# Given request:
All lines in the data bearing the string "Openings" should be identified and copied.

Figure contents as structured data:
________________
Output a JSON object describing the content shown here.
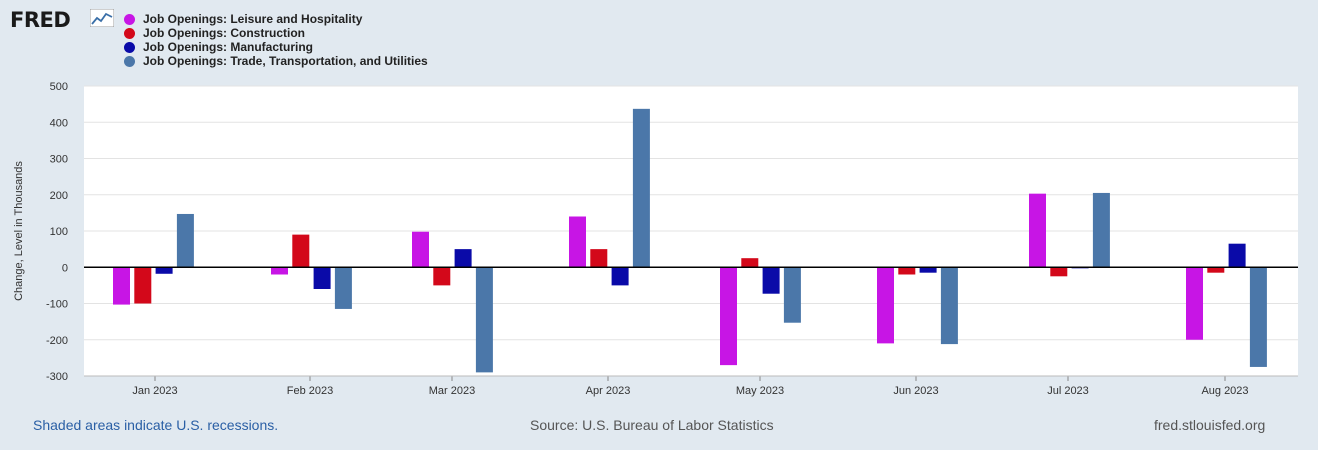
{
  "logo": {
    "text": "FRED"
  },
  "chart_data": {
    "type": "bar",
    "title": "",
    "xlabel": "",
    "ylabel": "Change, Level in Thousands",
    "ylim": [
      -300,
      500
    ],
    "yticks": [
      500,
      400,
      300,
      200,
      100,
      0,
      -100,
      -200,
      -300
    ],
    "ytick_labels": [
      "500",
      "400",
      "300",
      "200",
      "100",
      "0",
      "-100",
      "-200",
      "-300"
    ],
    "grid": true,
    "legend_position": "top-left",
    "categories": [
      "Jan 2023",
      "Feb 2023",
      "Mar 2023",
      "Apr 2023",
      "May 2023",
      "Jun 2023",
      "Jul 2023",
      "Aug 2023"
    ],
    "series": [
      {
        "name": "Job Openings: Leisure and Hospitality",
        "color": "#c715e5",
        "values": [
          -103,
          -20,
          98,
          140,
          -270,
          -210,
          203,
          -200
        ]
      },
      {
        "name": "Job Openings: Construction",
        "color": "#d3081a",
        "values": [
          -100,
          90,
          -50,
          50,
          25,
          -20,
          -25,
          -15
        ]
      },
      {
        "name": "Job Openings: Manufacturing",
        "color": "#0a0aa8",
        "values": [
          -18,
          -60,
          50,
          -50,
          -73,
          -15,
          -3,
          65
        ]
      },
      {
        "name": "Job Openings: Trade, Transportation, and Utilities",
        "color": "#4b77a9",
        "values": [
          147,
          -115,
          -290,
          437,
          -153,
          -212,
          205,
          -275
        ]
      }
    ]
  },
  "footer": {
    "recessions": "Shaded areas indicate U.S. recessions.",
    "source": "Source: U.S. Bureau of Labor Statistics",
    "site": "fred.stlouisfed.org"
  }
}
________________
# Response:
        "name": "Job Openings: Leisure and Hospitality",
        "name": "Job Openings: Construction",
        "name": "Job Openings: Manufacturing",
        "name": "Job Openings: Trade, Transportation, and Utilities",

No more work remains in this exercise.